### Supplied records
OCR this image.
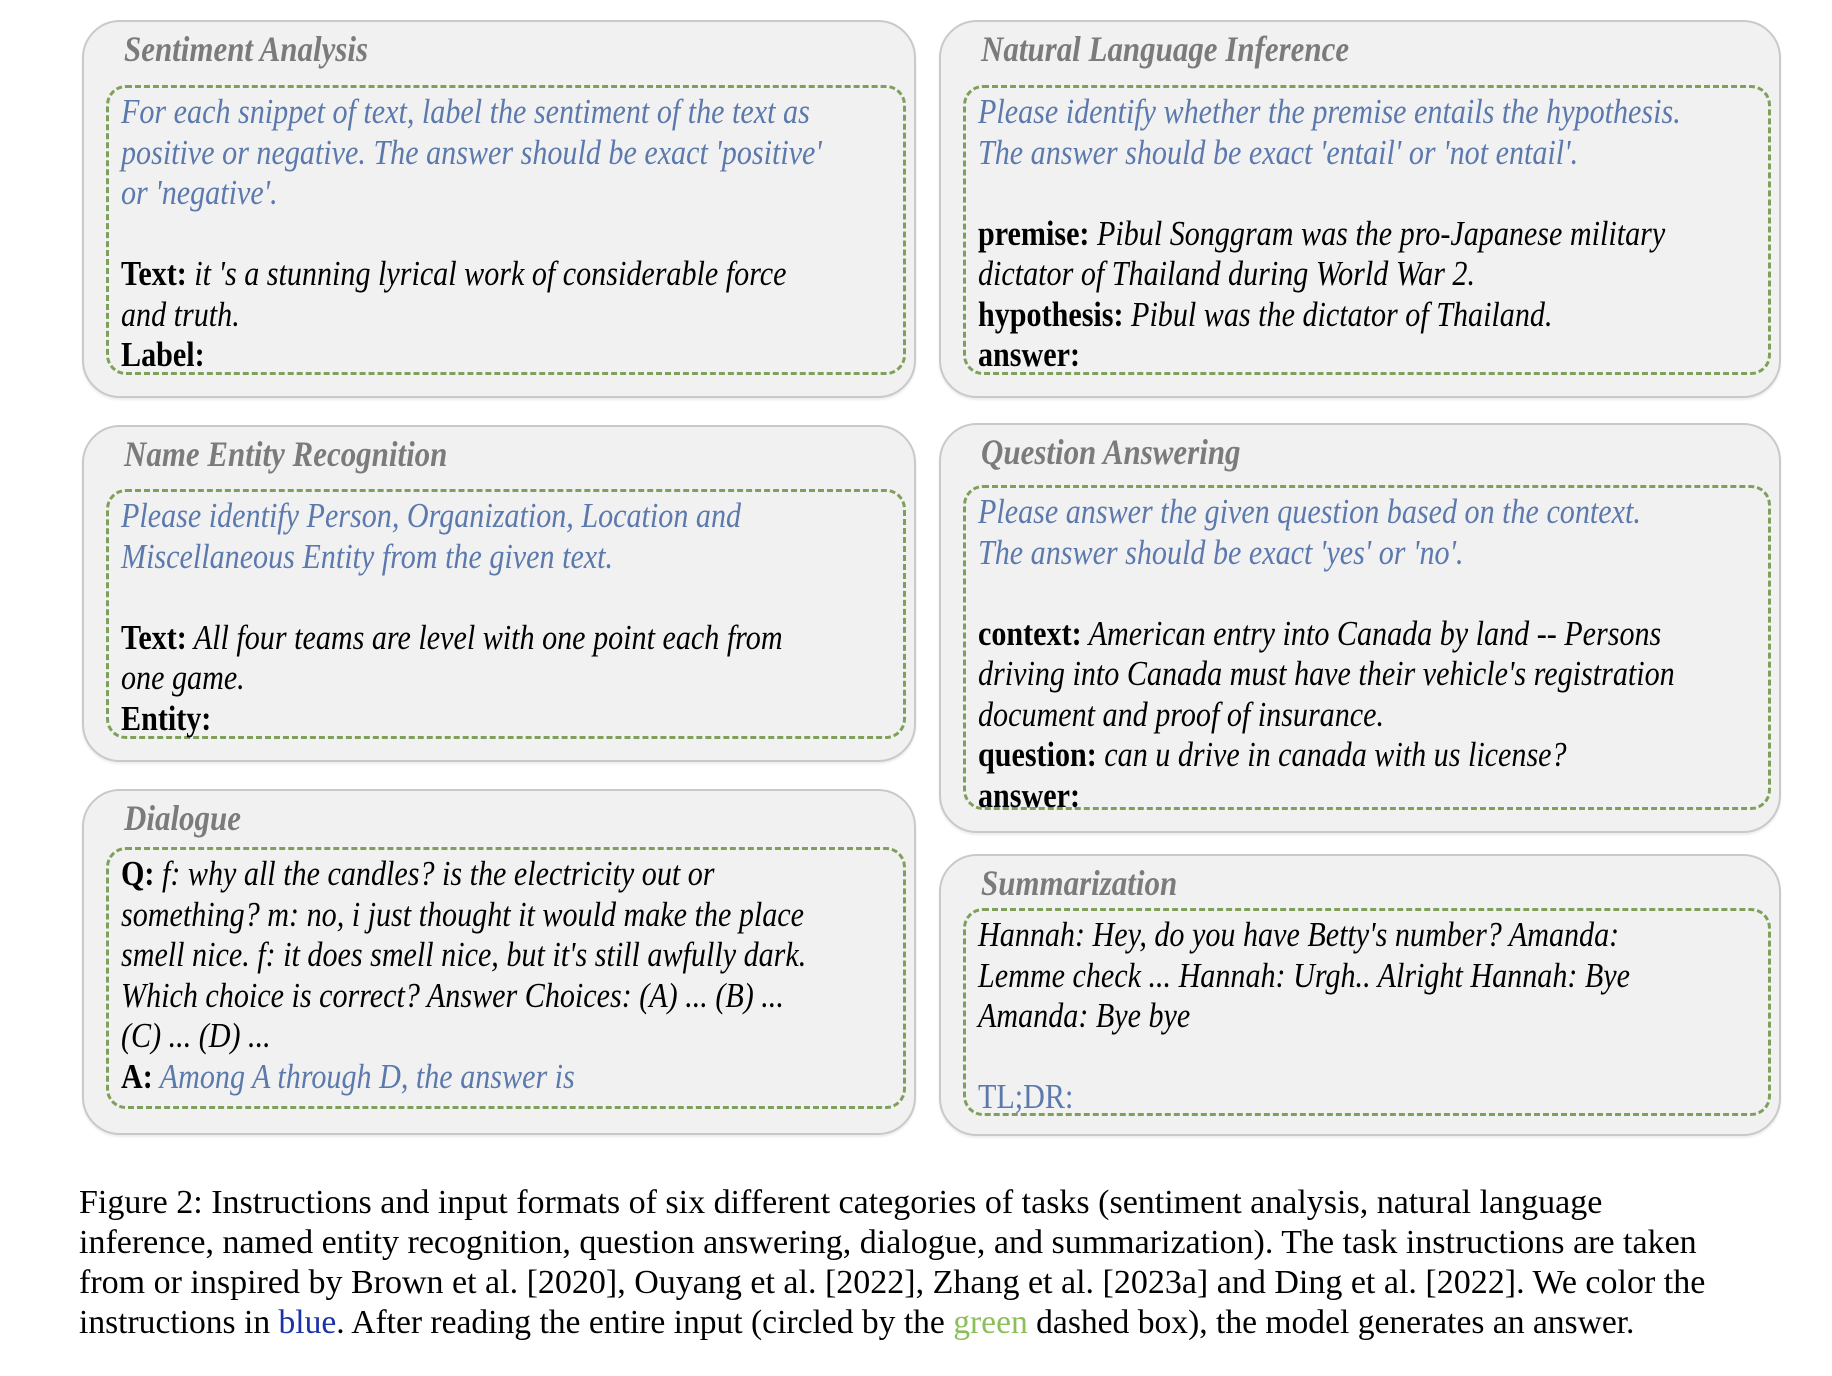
Sentiment Analysis
For each snippet of text, label the sentiment of the text as
positive or negative. The answer should be exact 'positive'
or 'negative'.
Text: it 's a stunning lyrical work of considerable force
and truth.
Label:
Natural Language Inference
Please identify whether the premise entails the hypothesis.
The answer should be exact 'entail' or 'not entail'.
premise: Pibul Songgram was the pro-Japanese military
dictator of Thailand during World War 2.
hypothesis: Pibul was the dictator of Thailand.
answer:
Name Entity Recognition
Please identify Person, Organization, Location and
Miscellaneous Entity from the given text.
Text: All four teams are level with one point each from
one game.
Entity:
Question Answering
Please answer the given question based on the context.
The answer should be exact 'yes' or 'no'.
context: American entry into Canada by land -- Persons
driving into Canada must have their vehicle's registration
document and proof of insurance.
question: can u drive in canada with us license?
answer:
Dialogue
Q: f: why all the candles? is the electricity out or
something? m: no, i just thought it would make the place
smell nice. f: it does smell nice, but it's still awfully dark.
Which choice is correct? Answer Choices: (A) ... (B) ...
(C) ... (D) ...
A: Among A through D, the answer is
Summarization
Hannah: Hey, do you have Betty's number? Amanda:
Lemme check ... Hannah: Urgh.. Alright Hannah: Bye
Amanda: Bye bye
TL;DR:
Figure 2: Instructions and input formats of six different categories of tasks (sentiment analysis, natural language
inference, named entity recognition, question answering, dialogue, and summarization). The task instructions are taken
from or inspired by Brown et al. [2020], Ouyang et al. [2022], Zhang et al. [2023a] and Ding et al. [2022]. We color the
instructions in blue. After reading the entire input (circled by the green dashed box), the model generates an answer.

### Aim
Using the material above, retype each entry exactly and omit the pictures.

### Task solution
OCR this image.
Sentiment Analysis
For each snippet of text, label the sentiment of the text as
positive or negative. The answer should be exact 'positive'
or 'negative'.
Text: it 's a stunning lyrical work of considerable force
and truth.
Label:
Natural Language Inference
Please identify whether the premise entails the hypothesis.
The answer should be exact 'entail' or 'not entail'.
premise: Pibul Songgram was the pro-Japanese military
dictator of Thailand during World War 2.
hypothesis: Pibul was the dictator of Thailand.
answer:
Name Entity Recognition
Please identify Person, Organization, Location and
Miscellaneous Entity from the given text.
Text: All four teams are level with one point each from
one game.
Entity:
Question Answering
Please answer the given question based on the context.
The answer should be exact 'yes' or 'no'.
context: American entry into Canada by land -- Persons
driving into Canada must have their vehicle's registration
document and proof of insurance.
question: can u drive in canada with us license?
answer:
Dialogue
Q: f: why all the candles? is the electricity out or
something? m: no, i just thought it would make the place
smell nice. f: it does smell nice, but it's still awfully dark.
Which choice is correct? Answer Choices: (A) ... (B) ...
(C) ... (D) ...
A: Among A through D, the answer is
Summarization
Hannah: Hey, do you have Betty's number? Amanda:
Lemme check ... Hannah: Urgh.. Alright Hannah: Bye
Amanda: Bye bye
TL;DR:
Figure 2: Instructions and input formats of six different categories of tasks (sentiment analysis, natural language
inference, named entity recognition, question answering, dialogue, and summarization). The task instructions are taken
from or inspired by Brown et al. [2020], Ouyang et al. [2022], Zhang et al. [2023a] and Ding et al. [2022]. We color the
instructions in blue. After reading the entire input (circled by the green dashed box), the model generates an answer.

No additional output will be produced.